Task details → Please reproduce every record, keeping each one exactly as written.

Entries →
◆ ◆ ◆
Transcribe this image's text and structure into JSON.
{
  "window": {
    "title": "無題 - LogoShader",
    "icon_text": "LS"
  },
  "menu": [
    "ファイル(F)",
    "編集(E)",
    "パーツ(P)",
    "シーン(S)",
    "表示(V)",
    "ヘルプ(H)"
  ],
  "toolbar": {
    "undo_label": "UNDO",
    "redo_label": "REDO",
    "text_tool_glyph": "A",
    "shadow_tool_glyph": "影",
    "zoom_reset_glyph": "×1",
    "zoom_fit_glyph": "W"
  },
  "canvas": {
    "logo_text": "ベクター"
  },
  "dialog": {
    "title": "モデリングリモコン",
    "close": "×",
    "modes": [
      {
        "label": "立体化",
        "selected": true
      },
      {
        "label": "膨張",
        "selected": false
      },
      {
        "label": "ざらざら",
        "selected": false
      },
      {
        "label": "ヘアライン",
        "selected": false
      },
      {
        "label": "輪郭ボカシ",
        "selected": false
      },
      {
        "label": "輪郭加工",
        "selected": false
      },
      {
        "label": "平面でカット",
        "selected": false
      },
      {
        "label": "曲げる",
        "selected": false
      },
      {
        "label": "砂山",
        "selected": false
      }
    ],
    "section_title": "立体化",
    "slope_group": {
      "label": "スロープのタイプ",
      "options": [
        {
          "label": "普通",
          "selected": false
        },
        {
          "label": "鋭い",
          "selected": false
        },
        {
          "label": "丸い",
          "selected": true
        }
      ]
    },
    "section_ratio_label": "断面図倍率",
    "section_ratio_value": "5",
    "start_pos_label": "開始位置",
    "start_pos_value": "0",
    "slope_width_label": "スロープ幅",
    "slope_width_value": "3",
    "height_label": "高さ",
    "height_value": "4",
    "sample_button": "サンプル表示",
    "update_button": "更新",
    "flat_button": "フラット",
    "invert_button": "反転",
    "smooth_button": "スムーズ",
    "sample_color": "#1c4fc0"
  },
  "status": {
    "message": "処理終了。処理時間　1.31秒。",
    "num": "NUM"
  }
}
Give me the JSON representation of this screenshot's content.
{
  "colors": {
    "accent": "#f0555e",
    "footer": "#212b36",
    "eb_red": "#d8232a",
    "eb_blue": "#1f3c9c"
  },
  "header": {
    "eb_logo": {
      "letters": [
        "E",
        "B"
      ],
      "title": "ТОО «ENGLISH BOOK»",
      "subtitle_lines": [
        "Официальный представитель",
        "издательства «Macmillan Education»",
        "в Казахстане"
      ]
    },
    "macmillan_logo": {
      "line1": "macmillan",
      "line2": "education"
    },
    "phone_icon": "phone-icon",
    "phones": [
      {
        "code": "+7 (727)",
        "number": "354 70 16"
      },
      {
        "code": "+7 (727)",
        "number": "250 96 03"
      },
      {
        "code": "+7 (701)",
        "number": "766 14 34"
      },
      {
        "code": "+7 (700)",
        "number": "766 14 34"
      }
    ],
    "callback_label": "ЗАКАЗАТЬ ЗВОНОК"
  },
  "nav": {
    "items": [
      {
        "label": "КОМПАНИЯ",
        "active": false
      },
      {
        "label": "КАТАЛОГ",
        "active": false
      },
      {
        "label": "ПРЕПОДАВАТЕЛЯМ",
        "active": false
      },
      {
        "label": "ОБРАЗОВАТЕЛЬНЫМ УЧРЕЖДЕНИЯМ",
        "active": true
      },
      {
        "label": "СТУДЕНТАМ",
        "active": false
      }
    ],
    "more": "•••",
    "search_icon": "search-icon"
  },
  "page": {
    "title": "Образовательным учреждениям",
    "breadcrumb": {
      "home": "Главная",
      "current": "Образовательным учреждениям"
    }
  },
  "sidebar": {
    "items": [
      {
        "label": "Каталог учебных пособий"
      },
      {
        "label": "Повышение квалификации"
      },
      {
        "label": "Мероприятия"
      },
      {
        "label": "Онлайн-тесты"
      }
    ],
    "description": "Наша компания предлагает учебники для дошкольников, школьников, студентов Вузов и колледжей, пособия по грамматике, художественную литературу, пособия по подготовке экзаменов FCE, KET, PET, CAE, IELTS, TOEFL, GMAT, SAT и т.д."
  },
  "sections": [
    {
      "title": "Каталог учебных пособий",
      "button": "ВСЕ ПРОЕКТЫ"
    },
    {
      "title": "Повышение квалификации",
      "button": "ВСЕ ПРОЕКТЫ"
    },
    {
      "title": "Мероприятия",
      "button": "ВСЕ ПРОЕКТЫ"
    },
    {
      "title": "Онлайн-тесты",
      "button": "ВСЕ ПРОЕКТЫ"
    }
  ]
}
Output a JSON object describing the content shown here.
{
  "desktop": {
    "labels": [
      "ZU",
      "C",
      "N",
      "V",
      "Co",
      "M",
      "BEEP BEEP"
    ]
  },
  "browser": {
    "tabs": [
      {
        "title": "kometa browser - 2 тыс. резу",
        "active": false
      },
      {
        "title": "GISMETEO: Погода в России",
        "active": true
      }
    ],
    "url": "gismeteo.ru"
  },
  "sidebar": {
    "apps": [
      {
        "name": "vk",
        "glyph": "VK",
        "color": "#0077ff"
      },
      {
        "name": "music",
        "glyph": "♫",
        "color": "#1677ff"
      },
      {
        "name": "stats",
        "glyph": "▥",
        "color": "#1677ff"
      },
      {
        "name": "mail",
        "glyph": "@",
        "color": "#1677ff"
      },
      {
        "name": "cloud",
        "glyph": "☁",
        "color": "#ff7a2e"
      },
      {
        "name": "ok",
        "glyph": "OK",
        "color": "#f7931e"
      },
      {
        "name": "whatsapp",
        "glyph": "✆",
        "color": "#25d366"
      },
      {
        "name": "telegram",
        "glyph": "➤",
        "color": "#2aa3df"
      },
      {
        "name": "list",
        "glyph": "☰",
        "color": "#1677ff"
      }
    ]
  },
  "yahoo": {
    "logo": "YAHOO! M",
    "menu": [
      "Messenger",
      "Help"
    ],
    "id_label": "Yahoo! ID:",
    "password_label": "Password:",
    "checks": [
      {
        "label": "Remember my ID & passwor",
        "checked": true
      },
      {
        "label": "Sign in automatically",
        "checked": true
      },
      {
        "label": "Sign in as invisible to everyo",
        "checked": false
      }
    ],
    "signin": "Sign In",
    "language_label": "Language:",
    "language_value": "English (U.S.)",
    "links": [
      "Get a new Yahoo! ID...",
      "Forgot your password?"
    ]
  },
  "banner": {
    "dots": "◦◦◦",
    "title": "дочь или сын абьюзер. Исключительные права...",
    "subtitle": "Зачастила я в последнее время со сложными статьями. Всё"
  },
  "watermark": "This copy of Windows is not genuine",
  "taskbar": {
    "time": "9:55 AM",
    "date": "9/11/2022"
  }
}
◆ ◆ ◆
Result below →
Transcribe this image's text and structure into JSON.
{
  "window": {
    "title": "無題 - LogoShader",
    "icon_text": "LS"
  },
  "menu": [
    "ファイル(F)",
    "編集(E)",
    "パーツ(P)",
    "シーン(S)",
    "表示(V)",
    "ヘルプ(H)"
  ],
  "toolbar": {
    "undo_label": "UNDO",
    "redo_label": "REDO",
    "text_tool_glyph": "A",
    "shadow_tool_glyph": "影",
    "zoom_reset_glyph": "×1",
    "zoom_fit_glyph": "W"
  },
  "canvas": {
    "logo_text": "ベクター"
  },
  "dialog": {
    "title": "モデリングリモコン",
    "close": "×",
    "modes": [
      {
        "label": "立体化",
        "selected": true
      },
      {
        "label": "膨張",
        "selected": false
      },
      {
        "label": "ざらざら",
        "selected": false
      },
      {
        "label": "ヘアライン",
        "selected": false
      },
      {
        "label": "輪郭ボカシ",
        "selected": false
      },
      {
        "label": "輪郭加工",
        "selected": false
      },
      {
        "label": "平面でカット",
        "selected": false
      },
      {
        "label": "曲げる",
        "selected": false
      },
      {
        "label": "砂山",
        "selected": false
      }
    ],
    "section_title": "立体化",
    "slope_group": {
      "label": "スロープのタイプ",
      "options": [
        {
          "label": "普通",
          "selected": false
        },
        {
          "label": "鋭い",
          "selected": false
        },
        {
          "label": "丸い",
          "selected": true
        }
      ]
    },
    "section_ratio_label": "断面図倍率",
    "section_ratio_value": "5",
    "start_pos_label": "開始位置",
    "start_pos_value": "0",
    "slope_width_label": "スロープ幅",
    "slope_width_value": "3",
    "height_label": "高さ",
    "height_value": "4",
    "sample_button": "サンプル表示",
    "update_button": "更新",
    "flat_button": "フラット",
    "invert_button": "反転",
    "smooth_button": "スムーズ",
    "sample_color": "#1c4fc0"
  },
  "status": {
    "message": "処理終了。処理時間　1.31秒。",
    "num": "NUM"
  }
}
Give me the JSON representation of this screenshot's content.
{
  "colors": {
    "accent": "#f0555e",
    "footer": "#212b36",
    "eb_red": "#d8232a",
    "eb_blue": "#1f3c9c"
  },
  "header": {
    "eb_logo": {
      "letters": [
        "E",
        "B"
      ],
      "title": "ТОО «ENGLISH BOOK»",
      "subtitle_lines": [
        "Официальный представитель",
        "издательства «Macmillan Education»",
        "в Казахстане"
      ]
    },
    "macmillan_logo": {
      "line1": "macmillan",
      "line2": "education"
    },
    "phone_icon": "phone-icon",
    "phones": [
      {
        "code": "+7 (727)",
        "number": "354 70 16"
      },
      {
        "code": "+7 (727)",
        "number": "250 96 03"
      },
      {
        "code": "+7 (701)",
        "number": "766 14 34"
      },
      {
        "code": "+7 (700)",
        "number": "766 14 34"
      }
    ],
    "callback_label": "ЗАКАЗАТЬ ЗВОНОК"
  },
  "nav": {
    "items": [
      {
        "label": "КОМПАНИЯ",
        "active": false
      },
      {
        "label": "КАТАЛОГ",
        "active": false
      },
      {
        "label": "ПРЕПОДАВАТЕЛЯМ",
        "active": false
      },
      {
        "label": "ОБРАЗОВАТЕЛЬНЫМ УЧРЕЖДЕНИЯМ",
        "active": true
      },
      {
        "label": "СТУДЕНТАМ",
        "active": false
      }
    ],
    "more": "•••",
    "search_icon": "search-icon"
  },
  "page": {
    "title": "Образовательным учреждениям",
    "breadcrumb": {
      "home": "Главная",
      "current": "Образовательным учреждениям"
    }
  },
  "sidebar": {
    "items": [
      {
        "label": "Каталог учебных пособий"
      },
      {
        "label": "Повышение квалификации"
      },
      {
        "label": "Мероприятия"
      },
      {
        "label": "Онлайн-тесты"
      }
    ],
    "description": "Наша компания предлагает учебники для дошкольников, школьников, студентов Вузов и колледжей, пособия по грамматике, художественную литературу, пособия по подготовке экзаменов FCE, KET, PET, CAE, IELTS, TOEFL, GMAT, SAT и т.д."
  },
  "sections": [
    {
      "title": "Каталог учебных пособий",
      "button": "ВСЕ ПРОЕКТЫ"
    },
    {
      "title": "Повышение квалификации",
      "button": "ВСЕ ПРОЕКТЫ"
    },
    {
      "title": "Мероприятия",
      "button": "ВСЕ ПРОЕКТЫ"
    },
    {
      "title": "Онлайн-тесты",
      "button": "ВСЕ ПРОЕКТЫ"
    }
  ]
}
Output a JSON object describing the content shown here.
{
  "desktop": {
    "labels": [
      "ZU",
      "C",
      "N",
      "V",
      "Co",
      "M",
      "BEEP BEEP"
    ]
  },
  "browser": {
    "tabs": [
      {
        "title": "kometa browser - 2 тыс. резу",
        "active": false
      },
      {
        "title": "GISMETEO: Погода в России",
        "active": true
      }
    ],
    "url": "gismeteo.ru"
  },
  "sidebar": {
    "apps": [
      {
        "name": "vk",
        "glyph": "VK",
        "color": "#0077ff"
      },
      {
        "name": "music",
        "glyph": "♫",
        "color": "#1677ff"
      },
      {
        "name": "stats",
        "glyph": "▥",
        "color": "#1677ff"
      },
      {
        "name": "mail",
        "glyph": "@",
        "color": "#1677ff"
      },
      {
        "name": "cloud",
        "glyph": "☁",
        "color": "#ff7a2e"
      },
      {
        "name": "ok",
        "glyph": "OK",
        "color": "#f7931e"
      },
      {
        "name": "whatsapp",
        "glyph": "✆",
        "color": "#25d366"
      },
      {
        "name": "telegram",
        "glyph": "➤",
        "color": "#2aa3df"
      },
      {
        "name": "list",
        "glyph": "☰",
        "color": "#1677ff"
      }
    ]
  },
  "yahoo": {
    "logo": "YAHOO! M",
    "menu": [
      "Messenger",
      "Help"
    ],
    "id_label": "Yahoo! ID:",
    "password_label": "Password:",
    "checks": [
      {
        "label": "Remember my ID & passwor",
        "checked": true
      },
      {
        "label": "Sign in automatically",
        "checked": true
      },
      {
        "label": "Sign in as invisible to everyo",
        "checked": false
      }
    ],
    "signin": "Sign In",
    "language_label": "Language:",
    "language_value": "English (U.S.)",
    "links": [
      "Get a new Yahoo! ID...",
      "Forgot your password?"
    ]
  },
  "banner": {
    "dots": "◦◦◦",
    "title": "дочь или сын абьюзер. Исключительные права...",
    "subtitle": "Зачастила я в последнее время со сложными статьями. Всё"
  },
  "watermark": "This copy of Windows is not genuine",
  "taskbar": {
    "time": "9:55 AM",
    "date": "9/11/2022"
  }
}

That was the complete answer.